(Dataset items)
----------

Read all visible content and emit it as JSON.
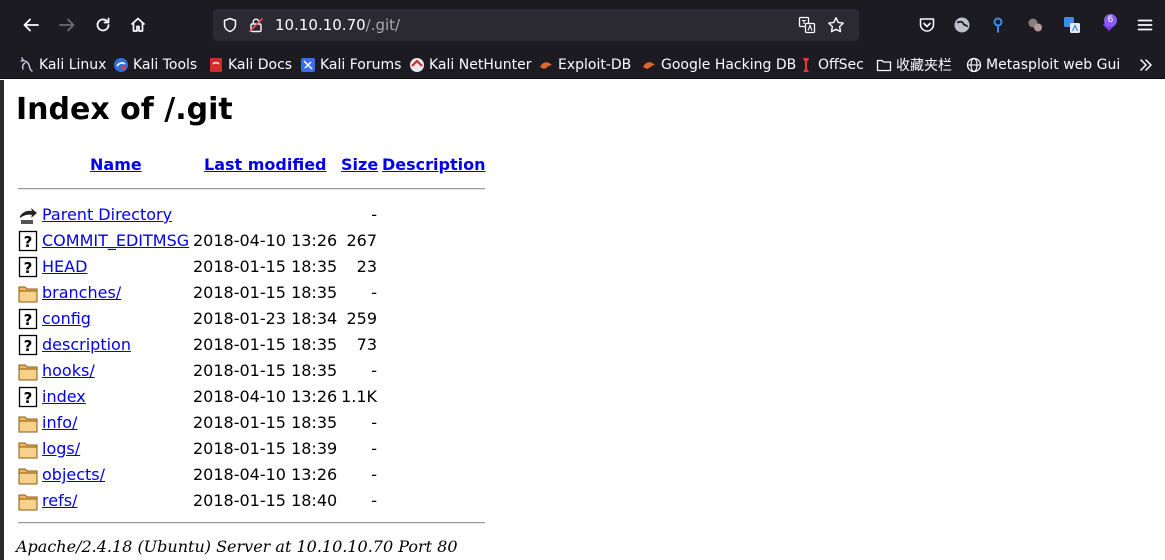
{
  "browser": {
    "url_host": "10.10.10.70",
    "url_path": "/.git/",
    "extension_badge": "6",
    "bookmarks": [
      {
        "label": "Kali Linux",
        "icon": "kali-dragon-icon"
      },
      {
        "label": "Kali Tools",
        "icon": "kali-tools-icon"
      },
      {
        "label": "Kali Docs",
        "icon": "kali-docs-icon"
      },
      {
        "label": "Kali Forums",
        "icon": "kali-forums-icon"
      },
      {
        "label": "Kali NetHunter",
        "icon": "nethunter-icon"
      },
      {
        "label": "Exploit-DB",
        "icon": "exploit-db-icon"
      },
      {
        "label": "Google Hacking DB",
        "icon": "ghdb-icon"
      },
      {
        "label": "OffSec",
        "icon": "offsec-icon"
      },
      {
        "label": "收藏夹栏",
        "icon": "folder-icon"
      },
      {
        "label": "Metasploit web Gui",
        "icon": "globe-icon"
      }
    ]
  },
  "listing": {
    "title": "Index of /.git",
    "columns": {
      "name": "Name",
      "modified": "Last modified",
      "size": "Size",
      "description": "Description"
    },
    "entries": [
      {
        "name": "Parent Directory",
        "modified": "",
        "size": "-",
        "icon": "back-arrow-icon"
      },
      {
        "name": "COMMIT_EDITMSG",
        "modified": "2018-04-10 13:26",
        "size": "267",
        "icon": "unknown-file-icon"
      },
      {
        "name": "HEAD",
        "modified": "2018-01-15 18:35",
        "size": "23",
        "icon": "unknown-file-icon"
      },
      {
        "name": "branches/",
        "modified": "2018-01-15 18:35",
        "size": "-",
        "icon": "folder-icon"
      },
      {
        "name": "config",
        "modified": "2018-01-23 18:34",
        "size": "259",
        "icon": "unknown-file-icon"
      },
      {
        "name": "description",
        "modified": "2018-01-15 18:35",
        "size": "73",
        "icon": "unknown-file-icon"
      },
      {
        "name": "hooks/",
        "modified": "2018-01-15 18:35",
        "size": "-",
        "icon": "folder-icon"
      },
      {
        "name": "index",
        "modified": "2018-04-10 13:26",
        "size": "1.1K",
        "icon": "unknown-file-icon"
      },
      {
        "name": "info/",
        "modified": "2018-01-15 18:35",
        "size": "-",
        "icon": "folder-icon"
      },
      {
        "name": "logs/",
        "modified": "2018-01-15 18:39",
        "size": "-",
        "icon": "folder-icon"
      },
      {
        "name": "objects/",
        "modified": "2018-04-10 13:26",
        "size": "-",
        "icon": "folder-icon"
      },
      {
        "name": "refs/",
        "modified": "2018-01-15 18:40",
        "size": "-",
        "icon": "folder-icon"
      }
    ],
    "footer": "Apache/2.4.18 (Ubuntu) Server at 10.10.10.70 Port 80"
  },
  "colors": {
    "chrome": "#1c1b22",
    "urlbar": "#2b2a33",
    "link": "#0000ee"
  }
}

----------

-- Given instruction --
Return each line exactly as written. Any picture gets left out.

-- Output of the task --
Read all visible content and emit it as JSON.
{
  "browser": {
    "url_host": "10.10.10.70",
    "url_path": "/.git/",
    "extension_badge": "6",
    "bookmarks": [
      {
        "label": "Kali Linux",
        "icon": "kali-dragon-icon"
      },
      {
        "label": "Kali Tools",
        "icon": "kali-tools-icon"
      },
      {
        "label": "Kali Docs",
        "icon": "kali-docs-icon"
      },
      {
        "label": "Kali Forums",
        "icon": "kali-forums-icon"
      },
      {
        "label": "Kali NetHunter",
        "icon": "nethunter-icon"
      },
      {
        "label": "Exploit-DB",
        "icon": "exploit-db-icon"
      },
      {
        "label": "Google Hacking DB",
        "icon": "ghdb-icon"
      },
      {
        "label": "OffSec",
        "icon": "offsec-icon"
      },
      {
        "label": "收藏夹栏",
        "icon": "folder-icon"
      },
      {
        "label": "Metasploit web Gui",
        "icon": "globe-icon"
      }
    ]
  },
  "listing": {
    "title": "Index of /.git",
    "columns": {
      "name": "Name",
      "modified": "Last modified",
      "size": "Size",
      "description": "Description"
    },
    "entries": [
      {
        "name": "Parent Directory",
        "modified": "",
        "size": "-",
        "icon": "back-arrow-icon"
      },
      {
        "name": "COMMIT_EDITMSG",
        "modified": "2018-04-10 13:26",
        "size": "267",
        "icon": "unknown-file-icon"
      },
      {
        "name": "HEAD",
        "modified": "2018-01-15 18:35",
        "size": "23",
        "icon": "unknown-file-icon"
      },
      {
        "name": "branches/",
        "modified": "2018-01-15 18:35",
        "size": "-",
        "icon": "folder-icon"
      },
      {
        "name": "config",
        "modified": "2018-01-23 18:34",
        "size": "259",
        "icon": "unknown-file-icon"
      },
      {
        "name": "description",
        "modified": "2018-01-15 18:35",
        "size": "73",
        "icon": "unknown-file-icon"
      },
      {
        "name": "hooks/",
        "modified": "2018-01-15 18:35",
        "size": "-",
        "icon": "folder-icon"
      },
      {
        "name": "index",
        "modified": "2018-04-10 13:26",
        "size": "1.1K",
        "icon": "unknown-file-icon"
      },
      {
        "name": "info/",
        "modified": "2018-01-15 18:35",
        "size": "-",
        "icon": "folder-icon"
      },
      {
        "name": "logs/",
        "modified": "2018-01-15 18:39",
        "size": "-",
        "icon": "folder-icon"
      },
      {
        "name": "objects/",
        "modified": "2018-04-10 13:26",
        "size": "-",
        "icon": "folder-icon"
      },
      {
        "name": "refs/",
        "modified": "2018-01-15 18:40",
        "size": "-",
        "icon": "folder-icon"
      }
    ],
    "footer": "Apache/2.4.18 (Ubuntu) Server at 10.10.10.70 Port 80"
  },
  "colors": {
    "chrome": "#1c1b22",
    "urlbar": "#2b2a33",
    "link": "#0000ee"
  }
}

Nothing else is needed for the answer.